Stated exercise:
Return exactly the lines from the one containing "Reverse-engineer this chart into JSON." through the last line of the records below, both included, and leave out any pictures.

**** Material provided ****

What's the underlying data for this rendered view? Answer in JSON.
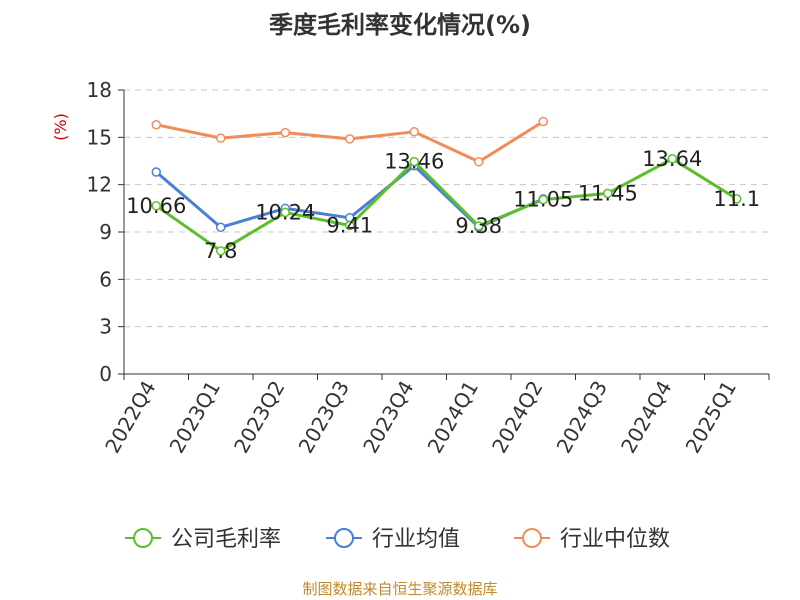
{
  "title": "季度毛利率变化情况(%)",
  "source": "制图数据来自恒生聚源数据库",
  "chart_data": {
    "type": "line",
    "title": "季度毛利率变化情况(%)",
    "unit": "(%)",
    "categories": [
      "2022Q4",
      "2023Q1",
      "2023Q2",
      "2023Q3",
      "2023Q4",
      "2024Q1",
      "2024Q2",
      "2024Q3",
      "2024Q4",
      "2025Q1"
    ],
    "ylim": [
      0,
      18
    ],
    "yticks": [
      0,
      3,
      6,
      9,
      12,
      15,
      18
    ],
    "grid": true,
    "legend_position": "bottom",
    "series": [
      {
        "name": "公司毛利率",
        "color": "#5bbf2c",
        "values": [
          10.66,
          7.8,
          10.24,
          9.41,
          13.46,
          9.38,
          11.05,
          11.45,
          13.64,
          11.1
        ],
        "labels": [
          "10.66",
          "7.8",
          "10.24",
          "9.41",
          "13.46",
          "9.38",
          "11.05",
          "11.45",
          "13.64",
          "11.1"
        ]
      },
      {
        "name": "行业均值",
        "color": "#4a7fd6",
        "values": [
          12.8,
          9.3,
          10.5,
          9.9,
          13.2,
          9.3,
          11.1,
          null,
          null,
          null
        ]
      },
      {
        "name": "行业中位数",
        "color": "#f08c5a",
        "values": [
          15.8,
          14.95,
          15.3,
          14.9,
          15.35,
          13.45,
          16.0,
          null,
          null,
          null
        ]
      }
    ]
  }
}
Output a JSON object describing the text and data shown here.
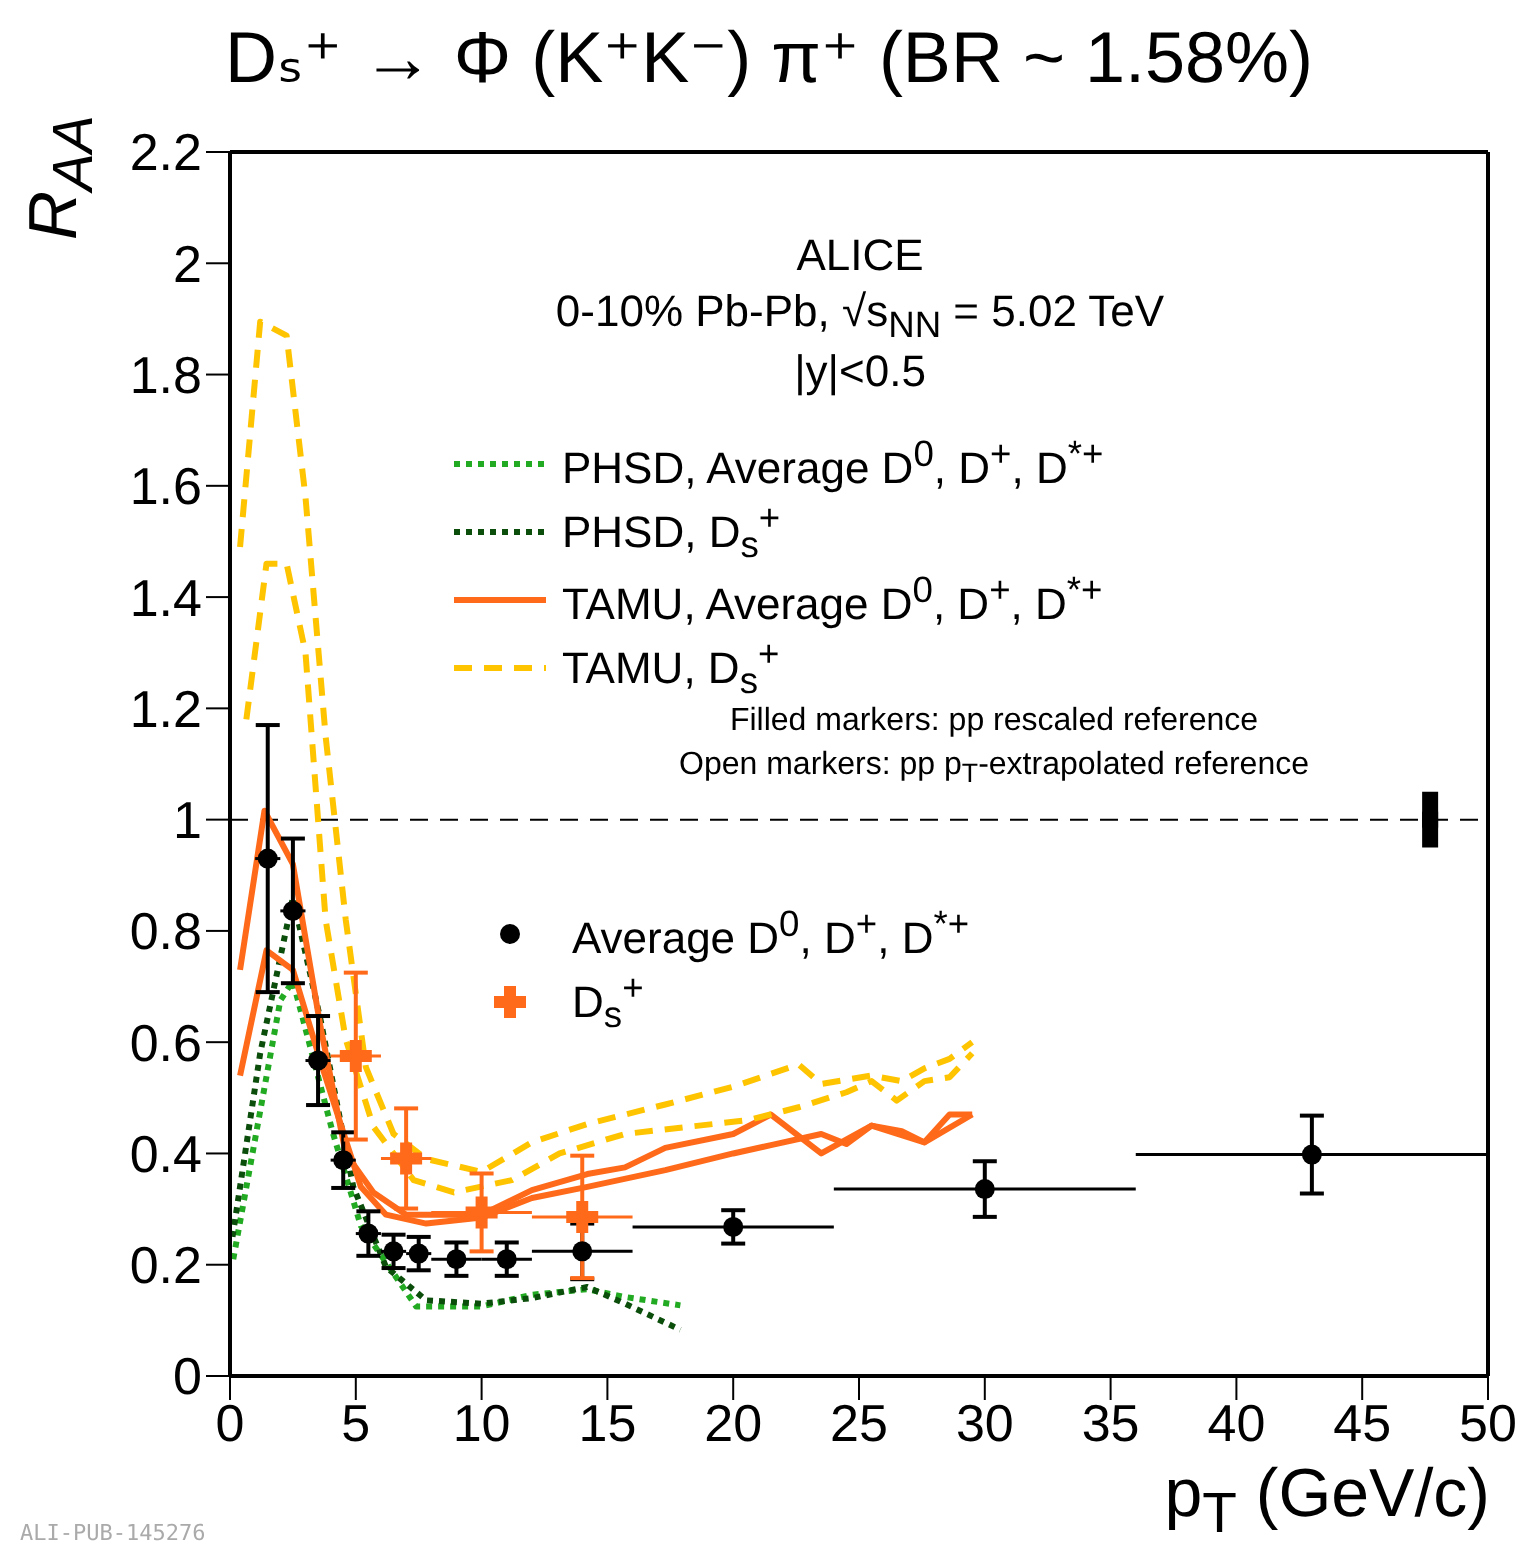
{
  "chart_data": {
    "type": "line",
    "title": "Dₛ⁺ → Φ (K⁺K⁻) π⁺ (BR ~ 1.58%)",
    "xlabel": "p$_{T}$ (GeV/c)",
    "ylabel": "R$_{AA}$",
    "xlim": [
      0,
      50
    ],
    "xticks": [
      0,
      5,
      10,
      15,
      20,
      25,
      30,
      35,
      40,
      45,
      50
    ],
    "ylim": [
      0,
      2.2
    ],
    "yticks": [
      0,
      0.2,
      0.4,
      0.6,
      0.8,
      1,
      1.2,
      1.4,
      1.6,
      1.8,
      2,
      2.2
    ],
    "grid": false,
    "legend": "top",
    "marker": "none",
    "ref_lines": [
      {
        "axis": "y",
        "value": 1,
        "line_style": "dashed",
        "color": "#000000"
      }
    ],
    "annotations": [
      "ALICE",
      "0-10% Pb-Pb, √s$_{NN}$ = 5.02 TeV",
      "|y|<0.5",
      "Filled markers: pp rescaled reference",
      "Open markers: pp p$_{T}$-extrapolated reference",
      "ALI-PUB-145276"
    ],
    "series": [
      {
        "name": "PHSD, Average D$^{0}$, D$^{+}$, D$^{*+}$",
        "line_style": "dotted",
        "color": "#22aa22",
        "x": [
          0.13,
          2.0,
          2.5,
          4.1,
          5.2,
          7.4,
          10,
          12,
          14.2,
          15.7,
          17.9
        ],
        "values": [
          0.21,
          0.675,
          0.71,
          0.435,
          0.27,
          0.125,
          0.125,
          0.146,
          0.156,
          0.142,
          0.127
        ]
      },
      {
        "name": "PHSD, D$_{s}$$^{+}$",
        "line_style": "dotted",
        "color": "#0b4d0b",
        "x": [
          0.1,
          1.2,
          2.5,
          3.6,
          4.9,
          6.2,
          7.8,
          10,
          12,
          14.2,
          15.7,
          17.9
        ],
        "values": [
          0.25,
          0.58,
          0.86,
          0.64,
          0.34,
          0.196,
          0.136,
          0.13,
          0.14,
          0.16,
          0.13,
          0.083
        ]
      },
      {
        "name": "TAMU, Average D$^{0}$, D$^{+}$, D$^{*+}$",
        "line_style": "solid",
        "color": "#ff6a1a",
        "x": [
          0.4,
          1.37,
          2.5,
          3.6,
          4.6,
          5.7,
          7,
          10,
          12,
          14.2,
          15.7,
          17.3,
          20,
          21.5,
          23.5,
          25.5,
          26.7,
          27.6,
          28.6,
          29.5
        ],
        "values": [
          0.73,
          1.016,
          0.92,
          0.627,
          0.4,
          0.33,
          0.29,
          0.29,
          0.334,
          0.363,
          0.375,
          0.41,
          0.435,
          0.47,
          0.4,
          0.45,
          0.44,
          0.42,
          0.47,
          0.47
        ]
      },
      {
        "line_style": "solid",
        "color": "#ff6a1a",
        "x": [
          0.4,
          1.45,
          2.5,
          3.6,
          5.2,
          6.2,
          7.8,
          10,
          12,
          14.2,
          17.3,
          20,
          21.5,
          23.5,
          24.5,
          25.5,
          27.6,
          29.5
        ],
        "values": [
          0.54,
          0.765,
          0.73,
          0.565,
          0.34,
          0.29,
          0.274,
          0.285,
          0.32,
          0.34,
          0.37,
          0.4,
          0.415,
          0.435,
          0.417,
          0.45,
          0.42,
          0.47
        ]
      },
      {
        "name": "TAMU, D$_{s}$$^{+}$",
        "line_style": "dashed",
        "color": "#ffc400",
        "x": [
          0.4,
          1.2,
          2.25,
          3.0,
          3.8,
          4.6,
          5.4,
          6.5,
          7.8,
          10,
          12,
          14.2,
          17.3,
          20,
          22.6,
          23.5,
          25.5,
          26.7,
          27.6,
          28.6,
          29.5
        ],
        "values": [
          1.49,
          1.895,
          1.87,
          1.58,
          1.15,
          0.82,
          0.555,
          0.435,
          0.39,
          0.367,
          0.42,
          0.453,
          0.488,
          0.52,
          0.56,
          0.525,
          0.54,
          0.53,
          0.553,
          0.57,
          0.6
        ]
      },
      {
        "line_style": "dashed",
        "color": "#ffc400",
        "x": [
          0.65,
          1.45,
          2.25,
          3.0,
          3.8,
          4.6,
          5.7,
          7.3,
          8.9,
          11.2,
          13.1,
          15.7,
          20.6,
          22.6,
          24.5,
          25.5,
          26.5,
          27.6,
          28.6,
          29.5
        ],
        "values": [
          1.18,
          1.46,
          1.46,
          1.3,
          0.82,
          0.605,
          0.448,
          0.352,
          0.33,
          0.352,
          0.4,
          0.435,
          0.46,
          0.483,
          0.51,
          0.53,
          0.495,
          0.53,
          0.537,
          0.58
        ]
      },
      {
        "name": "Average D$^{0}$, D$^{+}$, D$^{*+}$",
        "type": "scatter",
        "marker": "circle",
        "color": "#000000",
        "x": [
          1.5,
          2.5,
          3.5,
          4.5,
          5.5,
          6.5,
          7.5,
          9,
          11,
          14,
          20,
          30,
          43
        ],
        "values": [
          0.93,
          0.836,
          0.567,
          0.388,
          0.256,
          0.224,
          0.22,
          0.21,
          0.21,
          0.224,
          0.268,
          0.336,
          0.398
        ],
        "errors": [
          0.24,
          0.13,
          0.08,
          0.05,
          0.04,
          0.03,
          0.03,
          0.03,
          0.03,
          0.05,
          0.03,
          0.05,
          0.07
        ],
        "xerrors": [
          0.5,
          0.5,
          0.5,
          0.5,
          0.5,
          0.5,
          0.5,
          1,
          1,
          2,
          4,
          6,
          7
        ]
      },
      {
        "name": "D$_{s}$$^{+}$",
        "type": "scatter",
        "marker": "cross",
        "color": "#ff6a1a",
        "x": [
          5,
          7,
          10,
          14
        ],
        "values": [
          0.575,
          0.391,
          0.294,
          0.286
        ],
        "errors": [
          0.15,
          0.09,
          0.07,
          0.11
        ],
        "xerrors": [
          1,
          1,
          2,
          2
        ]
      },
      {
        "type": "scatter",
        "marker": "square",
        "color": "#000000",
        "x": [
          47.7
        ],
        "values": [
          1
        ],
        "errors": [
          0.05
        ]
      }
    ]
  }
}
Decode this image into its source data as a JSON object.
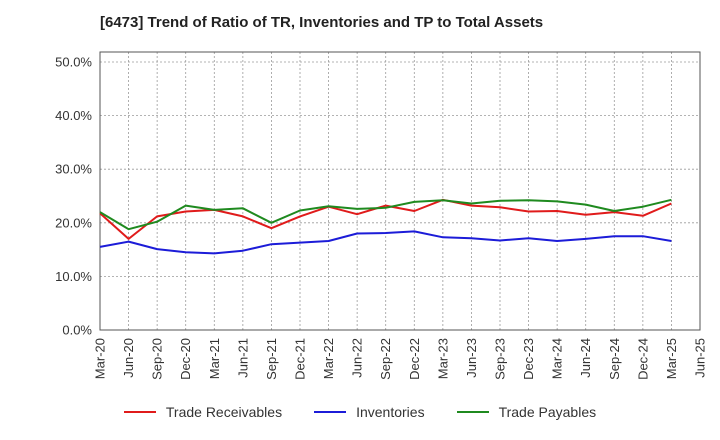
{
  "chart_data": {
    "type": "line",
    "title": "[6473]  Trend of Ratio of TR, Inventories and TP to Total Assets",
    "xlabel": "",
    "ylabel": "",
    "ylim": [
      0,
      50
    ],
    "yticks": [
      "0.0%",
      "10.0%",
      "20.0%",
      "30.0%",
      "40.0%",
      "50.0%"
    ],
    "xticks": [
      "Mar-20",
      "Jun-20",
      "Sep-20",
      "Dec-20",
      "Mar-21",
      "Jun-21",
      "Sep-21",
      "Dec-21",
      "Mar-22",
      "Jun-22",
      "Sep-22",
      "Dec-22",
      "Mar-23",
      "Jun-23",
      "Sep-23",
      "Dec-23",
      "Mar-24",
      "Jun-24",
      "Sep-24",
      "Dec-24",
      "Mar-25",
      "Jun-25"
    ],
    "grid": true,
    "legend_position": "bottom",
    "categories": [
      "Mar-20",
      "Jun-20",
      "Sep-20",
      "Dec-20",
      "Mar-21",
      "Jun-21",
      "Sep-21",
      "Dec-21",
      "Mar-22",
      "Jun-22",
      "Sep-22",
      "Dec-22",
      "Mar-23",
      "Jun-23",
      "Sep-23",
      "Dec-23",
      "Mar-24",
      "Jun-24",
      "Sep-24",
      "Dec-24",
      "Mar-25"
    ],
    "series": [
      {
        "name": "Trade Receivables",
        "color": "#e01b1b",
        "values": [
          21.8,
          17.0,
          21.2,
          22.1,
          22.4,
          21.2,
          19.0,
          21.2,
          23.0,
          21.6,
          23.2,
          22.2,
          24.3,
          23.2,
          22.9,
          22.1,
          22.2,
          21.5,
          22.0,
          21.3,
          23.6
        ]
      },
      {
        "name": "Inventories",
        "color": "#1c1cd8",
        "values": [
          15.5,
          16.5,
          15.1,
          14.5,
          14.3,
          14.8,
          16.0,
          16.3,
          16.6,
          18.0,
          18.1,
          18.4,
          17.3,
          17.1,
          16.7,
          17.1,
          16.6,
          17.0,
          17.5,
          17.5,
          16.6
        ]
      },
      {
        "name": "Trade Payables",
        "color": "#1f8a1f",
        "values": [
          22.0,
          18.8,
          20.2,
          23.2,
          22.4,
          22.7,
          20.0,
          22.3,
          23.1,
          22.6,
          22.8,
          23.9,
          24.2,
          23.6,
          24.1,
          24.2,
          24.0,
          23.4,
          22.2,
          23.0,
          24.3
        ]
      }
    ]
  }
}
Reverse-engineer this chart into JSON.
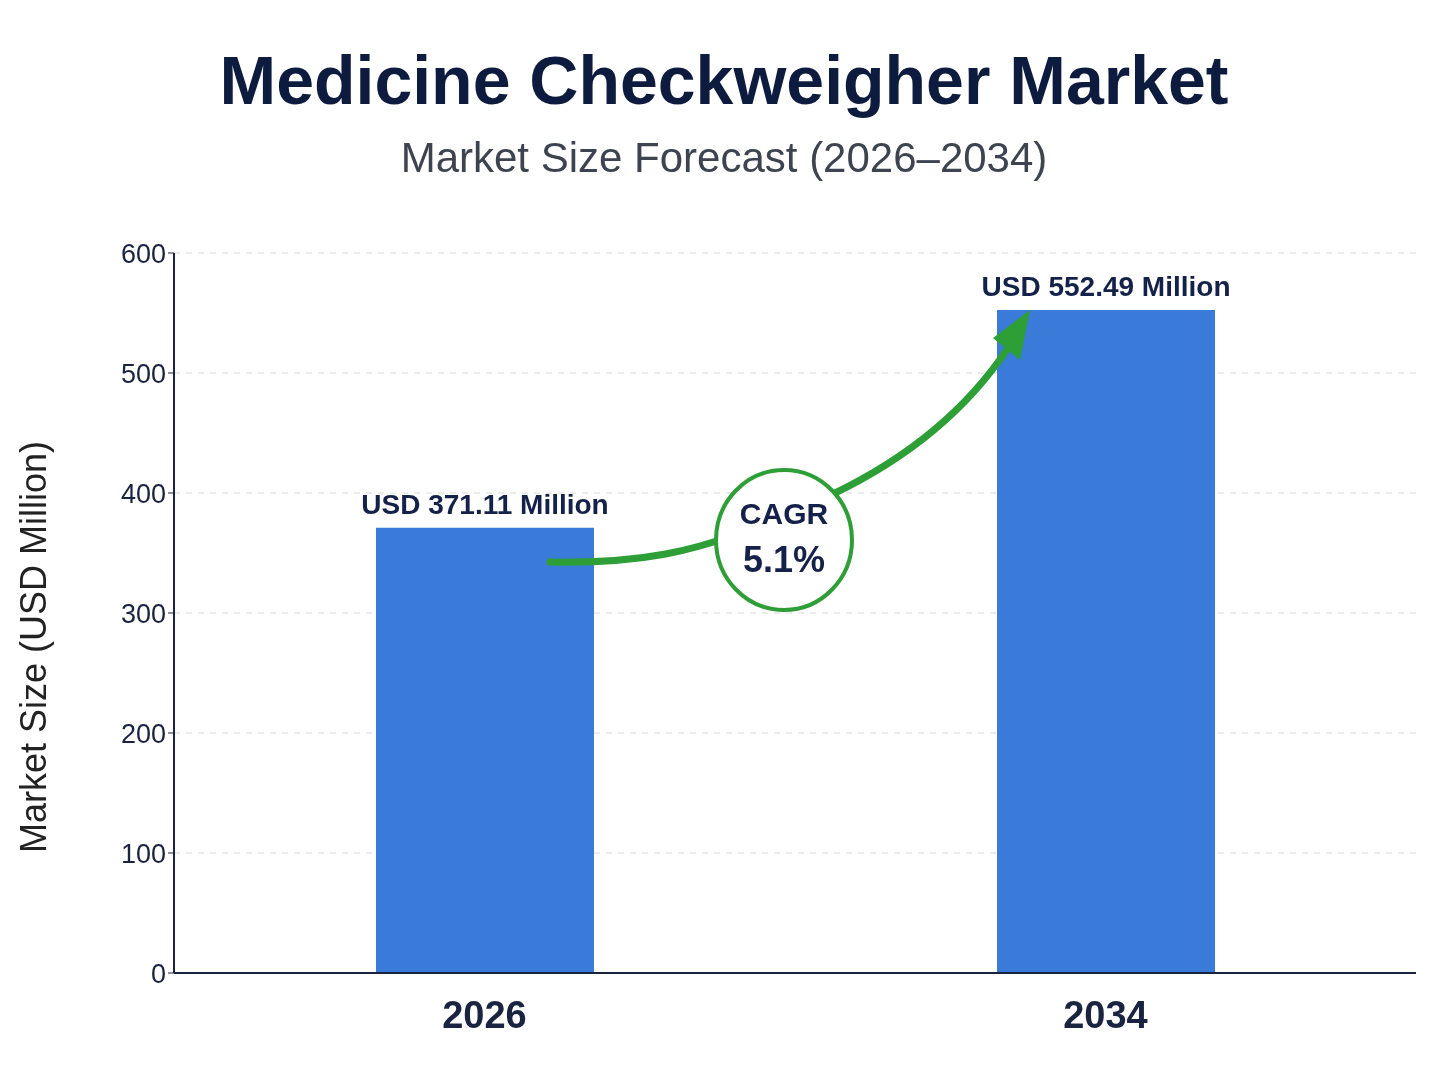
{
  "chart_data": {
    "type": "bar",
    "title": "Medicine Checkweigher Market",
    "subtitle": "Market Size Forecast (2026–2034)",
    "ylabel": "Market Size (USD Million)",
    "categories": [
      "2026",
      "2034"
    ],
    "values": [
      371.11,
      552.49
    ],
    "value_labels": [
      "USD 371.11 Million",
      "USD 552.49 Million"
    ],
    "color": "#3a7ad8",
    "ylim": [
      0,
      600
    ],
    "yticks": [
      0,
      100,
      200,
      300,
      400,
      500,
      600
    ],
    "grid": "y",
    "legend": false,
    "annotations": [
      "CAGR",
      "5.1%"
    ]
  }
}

****

Solution for this problem:
Reverse-engineer this chart into JSON.
{
  "chart_data": {
    "type": "bar",
    "title": "Medicine Checkweigher Market",
    "subtitle": "Market Size Forecast (2026–2034)",
    "ylabel": "Market Size (USD Million)",
    "categories": [
      "2026",
      "2034"
    ],
    "values": [
      371.11,
      552.49
    ],
    "value_labels": [
      "USD 371.11 Million",
      "USD 552.49 Million"
    ],
    "color": "#3a7ad8",
    "ylim": [
      0,
      600
    ],
    "yticks": [
      0,
      100,
      200,
      300,
      400,
      500,
      600
    ],
    "grid": "y",
    "legend": false,
    "annotations": [
      "CAGR",
      "5.1%"
    ]
  }
}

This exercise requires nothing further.